> _EXERCISE_
Make an exact transcription of the material, leaving out all images.

+++ EXCERPTED RECORDS

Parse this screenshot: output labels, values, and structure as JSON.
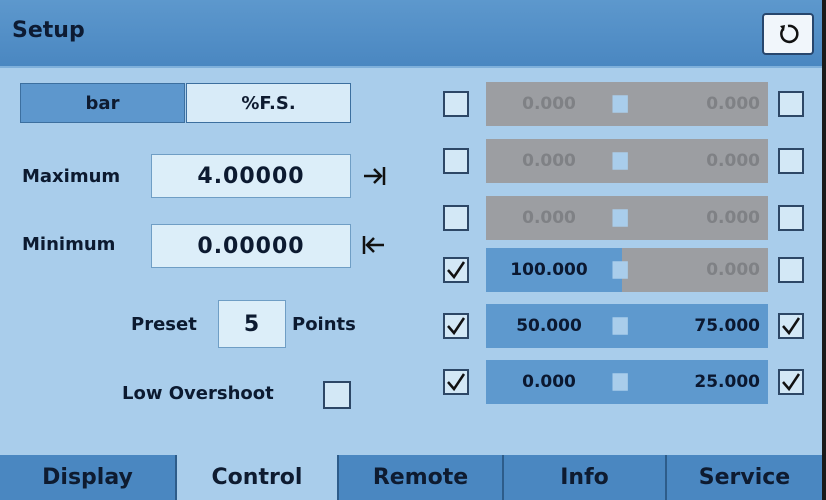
{
  "header": {
    "title": "Setup",
    "refresh_icon": "refresh-icon"
  },
  "units": {
    "bar": "bar",
    "percent_fs": "%F.S."
  },
  "range": {
    "maximum_label": "Maximum",
    "maximum_value": "4.00000",
    "minimum_label": "Minimum",
    "minimum_value": "0.00000"
  },
  "preset": {
    "label": "Preset",
    "value": "5",
    "unit": "Points"
  },
  "low_overshoot": {
    "label": "Low Overshoot",
    "checked": false
  },
  "points": [
    {
      "left_checked": false,
      "left_value": "0.000",
      "left_enabled": false,
      "right_value": "0.000",
      "right_enabled": false,
      "right_checked": false
    },
    {
      "left_checked": false,
      "left_value": "0.000",
      "left_enabled": false,
      "right_value": "0.000",
      "right_enabled": false,
      "right_checked": false
    },
    {
      "left_checked": false,
      "left_value": "0.000",
      "left_enabled": false,
      "right_value": "0.000",
      "right_enabled": false,
      "right_checked": false
    },
    {
      "left_checked": true,
      "left_value": "100.000",
      "left_enabled": true,
      "right_value": "0.000",
      "right_enabled": false,
      "right_checked": false
    },
    {
      "left_checked": true,
      "left_value": "50.000",
      "left_enabled": true,
      "right_value": "75.000",
      "right_enabled": true,
      "right_checked": true
    },
    {
      "left_checked": true,
      "left_value": "0.000",
      "left_enabled": true,
      "right_value": "25.000",
      "right_enabled": true,
      "right_checked": true
    }
  ],
  "tabs": [
    {
      "label": "Display",
      "active": false
    },
    {
      "label": "Control",
      "active": true
    },
    {
      "label": "Remote",
      "active": false
    },
    {
      "label": "Info",
      "active": false
    },
    {
      "label": "Service",
      "active": false
    }
  ],
  "colors": {
    "background": "#a9cdeb",
    "header": "#4a87c1",
    "active_cell": "#5e99ce",
    "disabled_cell": "#9c9ea2"
  }
}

++++++

> _ANSWER TO THIS PROBLEM_
Parse this screenshot: output labels, values, and structure as JSON.
{
  "header": {
    "title": "Setup",
    "refresh_icon": "refresh-icon"
  },
  "units": {
    "bar": "bar",
    "percent_fs": "%F.S."
  },
  "range": {
    "maximum_label": "Maximum",
    "maximum_value": "4.00000",
    "minimum_label": "Minimum",
    "minimum_value": "0.00000"
  },
  "preset": {
    "label": "Preset",
    "value": "5",
    "unit": "Points"
  },
  "low_overshoot": {
    "label": "Low Overshoot",
    "checked": false
  },
  "points": [
    {
      "left_checked": false,
      "left_value": "0.000",
      "left_enabled": false,
      "right_value": "0.000",
      "right_enabled": false,
      "right_checked": false
    },
    {
      "left_checked": false,
      "left_value": "0.000",
      "left_enabled": false,
      "right_value": "0.000",
      "right_enabled": false,
      "right_checked": false
    },
    {
      "left_checked": false,
      "left_value": "0.000",
      "left_enabled": false,
      "right_value": "0.000",
      "right_enabled": false,
      "right_checked": false
    },
    {
      "left_checked": true,
      "left_value": "100.000",
      "left_enabled": true,
      "right_value": "0.000",
      "right_enabled": false,
      "right_checked": false
    },
    {
      "left_checked": true,
      "left_value": "50.000",
      "left_enabled": true,
      "right_value": "75.000",
      "right_enabled": true,
      "right_checked": true
    },
    {
      "left_checked": true,
      "left_value": "0.000",
      "left_enabled": true,
      "right_value": "25.000",
      "right_enabled": true,
      "right_checked": true
    }
  ],
  "tabs": [
    {
      "label": "Display",
      "active": false
    },
    {
      "label": "Control",
      "active": true
    },
    {
      "label": "Remote",
      "active": false
    },
    {
      "label": "Info",
      "active": false
    },
    {
      "label": "Service",
      "active": false
    }
  ],
  "colors": {
    "background": "#a9cdeb",
    "header": "#4a87c1",
    "active_cell": "#5e99ce",
    "disabled_cell": "#9c9ea2"
  }
}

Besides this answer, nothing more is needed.